◆ **DATASET EXTRACT**:
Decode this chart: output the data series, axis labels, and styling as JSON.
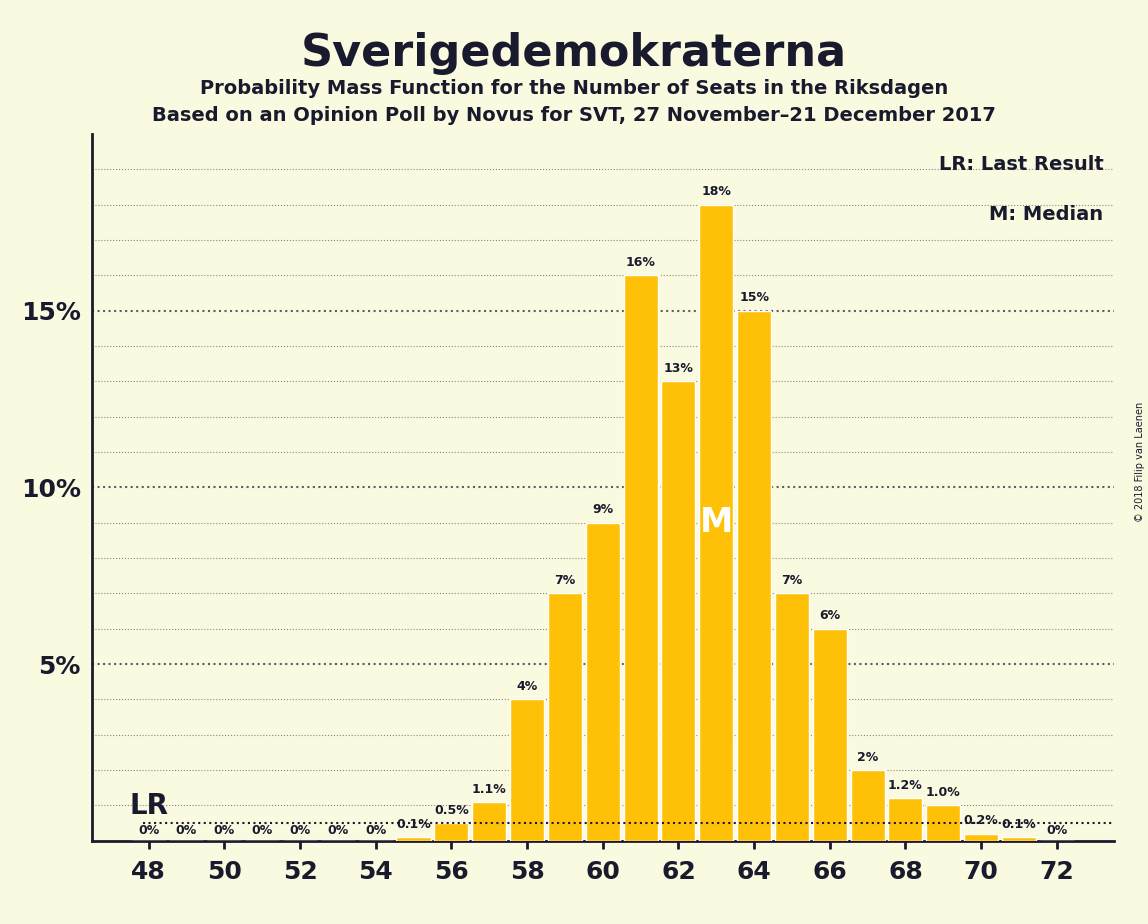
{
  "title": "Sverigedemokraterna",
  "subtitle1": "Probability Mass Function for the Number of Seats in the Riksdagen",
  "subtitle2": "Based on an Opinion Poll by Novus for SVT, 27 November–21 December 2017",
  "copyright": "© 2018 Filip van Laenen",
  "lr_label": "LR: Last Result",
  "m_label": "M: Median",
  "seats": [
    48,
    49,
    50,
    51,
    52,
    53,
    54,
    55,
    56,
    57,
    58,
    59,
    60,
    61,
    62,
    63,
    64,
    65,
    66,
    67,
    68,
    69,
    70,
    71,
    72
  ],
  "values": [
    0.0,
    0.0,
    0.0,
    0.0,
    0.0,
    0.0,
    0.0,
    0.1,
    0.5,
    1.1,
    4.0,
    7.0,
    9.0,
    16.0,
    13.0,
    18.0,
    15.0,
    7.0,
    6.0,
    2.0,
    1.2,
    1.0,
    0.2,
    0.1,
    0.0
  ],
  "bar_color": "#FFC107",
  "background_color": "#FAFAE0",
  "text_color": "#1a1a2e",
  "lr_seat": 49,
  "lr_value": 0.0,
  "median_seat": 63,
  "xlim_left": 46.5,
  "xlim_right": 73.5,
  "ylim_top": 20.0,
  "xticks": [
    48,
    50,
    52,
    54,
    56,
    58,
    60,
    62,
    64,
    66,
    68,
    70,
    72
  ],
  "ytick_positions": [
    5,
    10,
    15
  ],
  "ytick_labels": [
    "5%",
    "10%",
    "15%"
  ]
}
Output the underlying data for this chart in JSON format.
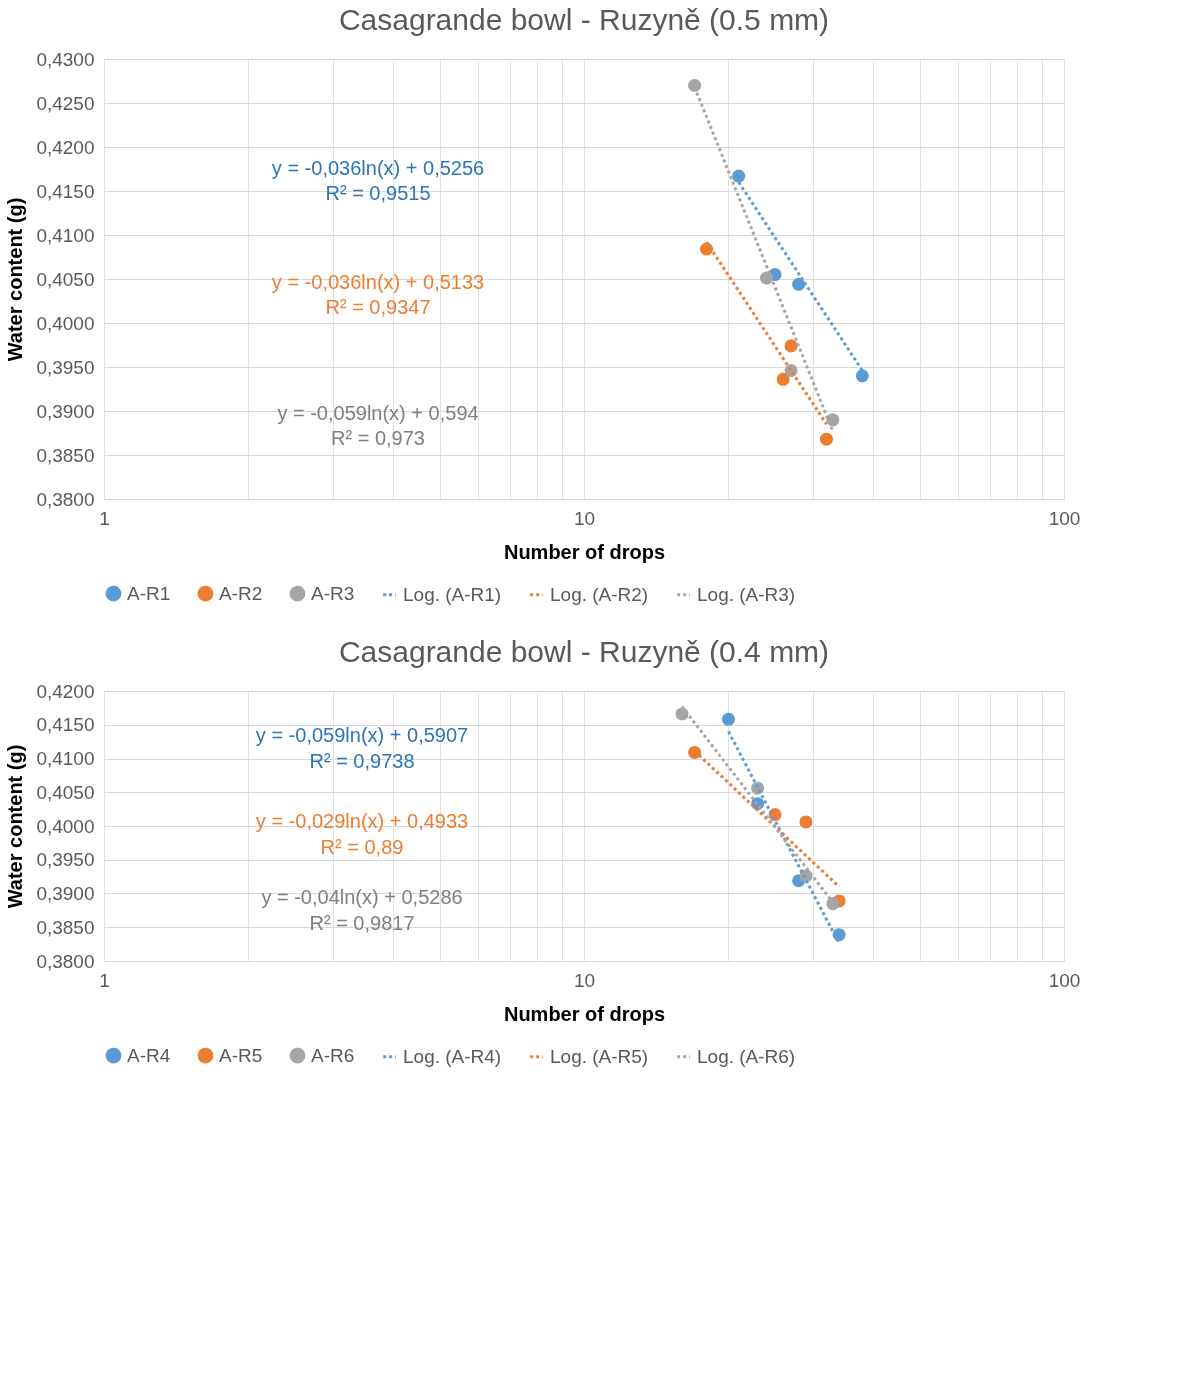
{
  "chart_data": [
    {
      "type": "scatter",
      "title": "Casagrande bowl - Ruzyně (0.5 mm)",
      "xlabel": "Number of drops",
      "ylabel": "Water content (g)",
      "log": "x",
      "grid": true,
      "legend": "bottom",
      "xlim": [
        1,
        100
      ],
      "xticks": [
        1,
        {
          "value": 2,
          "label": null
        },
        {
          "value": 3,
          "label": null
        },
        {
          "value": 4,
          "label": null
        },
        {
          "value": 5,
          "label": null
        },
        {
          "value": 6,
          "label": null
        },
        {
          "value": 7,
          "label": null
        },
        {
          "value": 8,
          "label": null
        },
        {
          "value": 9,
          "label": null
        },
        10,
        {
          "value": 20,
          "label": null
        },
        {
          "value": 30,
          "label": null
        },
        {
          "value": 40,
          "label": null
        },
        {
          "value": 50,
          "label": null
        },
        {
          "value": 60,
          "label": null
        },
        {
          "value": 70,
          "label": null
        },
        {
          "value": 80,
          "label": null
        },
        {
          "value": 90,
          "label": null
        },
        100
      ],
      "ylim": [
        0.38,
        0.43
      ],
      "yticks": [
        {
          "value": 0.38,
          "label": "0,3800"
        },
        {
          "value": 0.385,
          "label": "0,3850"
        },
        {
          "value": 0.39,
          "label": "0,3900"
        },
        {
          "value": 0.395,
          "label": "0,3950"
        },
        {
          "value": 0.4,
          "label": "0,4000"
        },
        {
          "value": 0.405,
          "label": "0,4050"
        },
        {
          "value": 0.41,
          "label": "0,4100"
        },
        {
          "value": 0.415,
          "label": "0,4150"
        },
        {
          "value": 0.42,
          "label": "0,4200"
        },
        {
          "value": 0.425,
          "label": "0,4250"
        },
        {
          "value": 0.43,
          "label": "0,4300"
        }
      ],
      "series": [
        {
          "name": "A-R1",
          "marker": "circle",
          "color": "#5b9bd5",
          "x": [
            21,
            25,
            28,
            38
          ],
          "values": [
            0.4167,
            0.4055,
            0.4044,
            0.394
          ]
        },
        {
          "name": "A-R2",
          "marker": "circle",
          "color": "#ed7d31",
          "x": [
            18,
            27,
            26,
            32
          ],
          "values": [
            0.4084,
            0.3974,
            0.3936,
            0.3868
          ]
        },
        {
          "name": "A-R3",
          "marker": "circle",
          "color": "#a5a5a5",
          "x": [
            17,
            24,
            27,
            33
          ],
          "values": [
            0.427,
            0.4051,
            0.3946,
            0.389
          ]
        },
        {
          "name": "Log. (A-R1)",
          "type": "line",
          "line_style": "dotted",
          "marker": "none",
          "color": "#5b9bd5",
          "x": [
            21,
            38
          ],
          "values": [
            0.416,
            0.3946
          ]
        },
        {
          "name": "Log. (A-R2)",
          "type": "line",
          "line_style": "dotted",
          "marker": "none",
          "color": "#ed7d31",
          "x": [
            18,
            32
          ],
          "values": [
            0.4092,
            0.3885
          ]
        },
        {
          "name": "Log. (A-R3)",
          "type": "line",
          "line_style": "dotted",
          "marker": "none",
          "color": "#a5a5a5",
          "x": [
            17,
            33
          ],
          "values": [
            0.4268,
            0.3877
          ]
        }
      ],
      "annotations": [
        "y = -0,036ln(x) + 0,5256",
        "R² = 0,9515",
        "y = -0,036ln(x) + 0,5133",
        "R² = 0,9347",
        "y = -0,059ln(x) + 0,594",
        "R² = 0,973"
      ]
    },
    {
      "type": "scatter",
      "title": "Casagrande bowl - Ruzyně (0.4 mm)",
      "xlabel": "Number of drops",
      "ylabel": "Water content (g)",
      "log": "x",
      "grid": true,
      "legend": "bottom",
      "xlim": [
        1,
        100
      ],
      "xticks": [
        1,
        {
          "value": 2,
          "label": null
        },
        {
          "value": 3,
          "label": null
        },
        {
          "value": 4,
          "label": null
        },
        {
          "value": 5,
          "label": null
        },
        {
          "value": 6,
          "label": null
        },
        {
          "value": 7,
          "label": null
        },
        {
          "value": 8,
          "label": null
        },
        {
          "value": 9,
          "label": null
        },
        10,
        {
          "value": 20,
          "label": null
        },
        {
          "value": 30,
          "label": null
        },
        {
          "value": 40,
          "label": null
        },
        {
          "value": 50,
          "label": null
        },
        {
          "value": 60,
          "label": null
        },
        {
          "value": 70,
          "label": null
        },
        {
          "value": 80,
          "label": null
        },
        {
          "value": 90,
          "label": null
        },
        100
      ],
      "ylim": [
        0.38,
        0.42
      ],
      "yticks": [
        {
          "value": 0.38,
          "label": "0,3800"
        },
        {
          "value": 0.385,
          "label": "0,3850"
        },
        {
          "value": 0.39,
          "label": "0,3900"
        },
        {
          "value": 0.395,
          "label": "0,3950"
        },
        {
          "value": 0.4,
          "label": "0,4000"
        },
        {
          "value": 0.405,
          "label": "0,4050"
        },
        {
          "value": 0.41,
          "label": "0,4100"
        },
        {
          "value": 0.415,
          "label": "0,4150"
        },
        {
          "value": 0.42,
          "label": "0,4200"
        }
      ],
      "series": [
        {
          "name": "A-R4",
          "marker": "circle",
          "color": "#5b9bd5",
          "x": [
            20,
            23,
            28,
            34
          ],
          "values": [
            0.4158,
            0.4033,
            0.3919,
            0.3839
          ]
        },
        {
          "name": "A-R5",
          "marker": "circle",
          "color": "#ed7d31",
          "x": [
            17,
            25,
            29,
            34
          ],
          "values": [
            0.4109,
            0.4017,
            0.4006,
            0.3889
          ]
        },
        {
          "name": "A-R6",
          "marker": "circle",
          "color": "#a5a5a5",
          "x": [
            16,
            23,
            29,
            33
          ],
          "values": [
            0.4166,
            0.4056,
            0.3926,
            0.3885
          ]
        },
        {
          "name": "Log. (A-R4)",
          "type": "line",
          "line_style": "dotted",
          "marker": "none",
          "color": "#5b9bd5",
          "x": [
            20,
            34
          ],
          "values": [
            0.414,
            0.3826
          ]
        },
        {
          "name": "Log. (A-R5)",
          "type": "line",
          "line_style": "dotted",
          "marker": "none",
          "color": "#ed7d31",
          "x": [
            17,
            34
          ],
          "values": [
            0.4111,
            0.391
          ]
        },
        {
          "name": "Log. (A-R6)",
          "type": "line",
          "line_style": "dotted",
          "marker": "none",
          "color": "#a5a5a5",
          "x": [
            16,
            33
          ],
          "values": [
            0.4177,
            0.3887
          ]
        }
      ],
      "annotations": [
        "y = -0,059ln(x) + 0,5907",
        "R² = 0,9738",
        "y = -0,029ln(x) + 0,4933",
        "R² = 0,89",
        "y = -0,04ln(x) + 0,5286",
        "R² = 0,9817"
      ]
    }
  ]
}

◆ **DIRECTIONS FOR THIS TASK**: Give the number of lines in the data that contain "name", with no other words.

◆ **RESPONSE**: 12